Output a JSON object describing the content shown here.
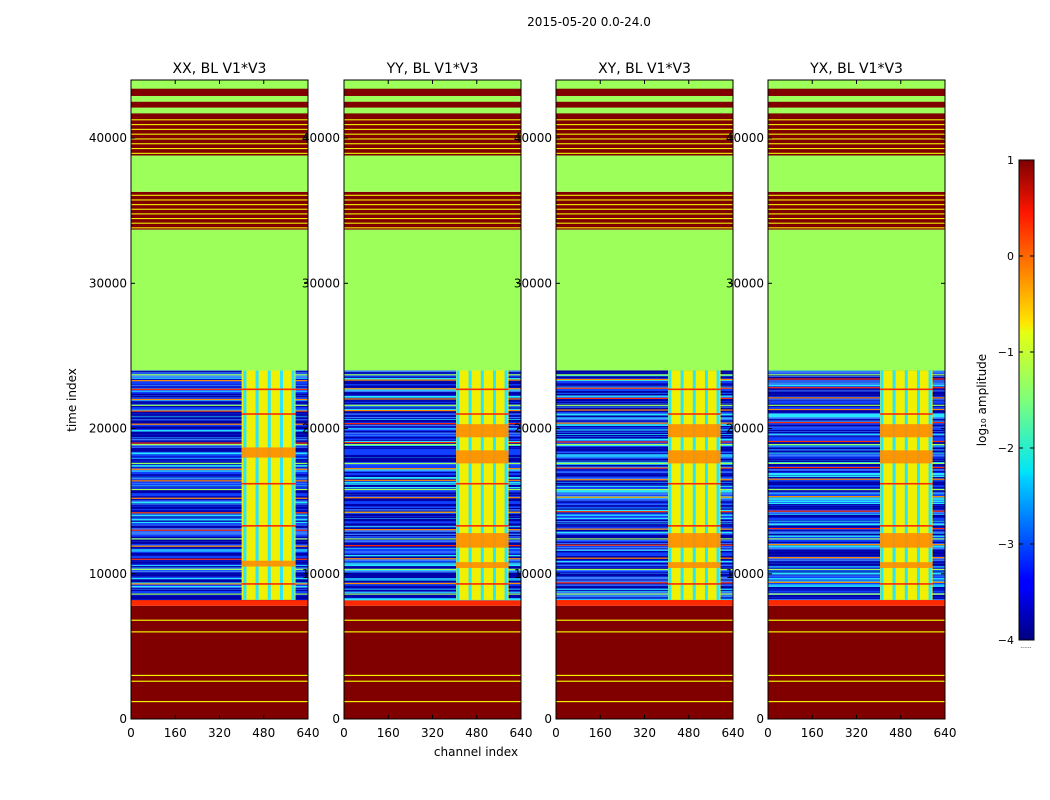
{
  "figure": {
    "suptitle": "2015-05-20 0.0-24.0",
    "colorbar_label": "log₁₀ amplitude",
    "colorbar_min_label": "......"
  },
  "chart_data": {
    "type": "heatmap",
    "panels": [
      {
        "title": "XX, BL V1*V3",
        "variant": 0
      },
      {
        "title": "YY, BL V1*V3",
        "variant": 1
      },
      {
        "title": "XY, BL V1*V3",
        "variant": 2
      },
      {
        "title": "YX, BL V1*V3",
        "variant": 3
      }
    ],
    "xlabel": "channel index",
    "ylabel": "time index",
    "xlim": [
      0,
      640
    ],
    "ylim": [
      0,
      44000
    ],
    "xticks": [
      0,
      160,
      320,
      480,
      640
    ],
    "yticks": [
      0,
      10000,
      20000,
      30000,
      40000
    ],
    "colorscale": "jet",
    "colorbar": {
      "min": -4,
      "max": 1,
      "ticks": [
        -4,
        -3,
        -2,
        -1,
        0,
        1
      ]
    },
    "regions": {
      "saturated_bottom": [
        0,
        7800
      ],
      "saturated_edge": [
        7800,
        8200
      ],
      "data_block": [
        8200,
        24000
      ],
      "flat_block_lower": [
        24000,
        33700
      ],
      "striped_block_1": [
        33700,
        36300
      ],
      "flat_block_upper": [
        36300,
        38800
      ],
      "striped_block_2": [
        38800,
        44000
      ]
    },
    "bright_channels": [
      400,
      600
    ]
  }
}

= = = = = = =

SET TASK -> Say how many lines in the listing above include "variant". Give nothing but the number.

SOLUTION FOR THIS EXERCISE -> 4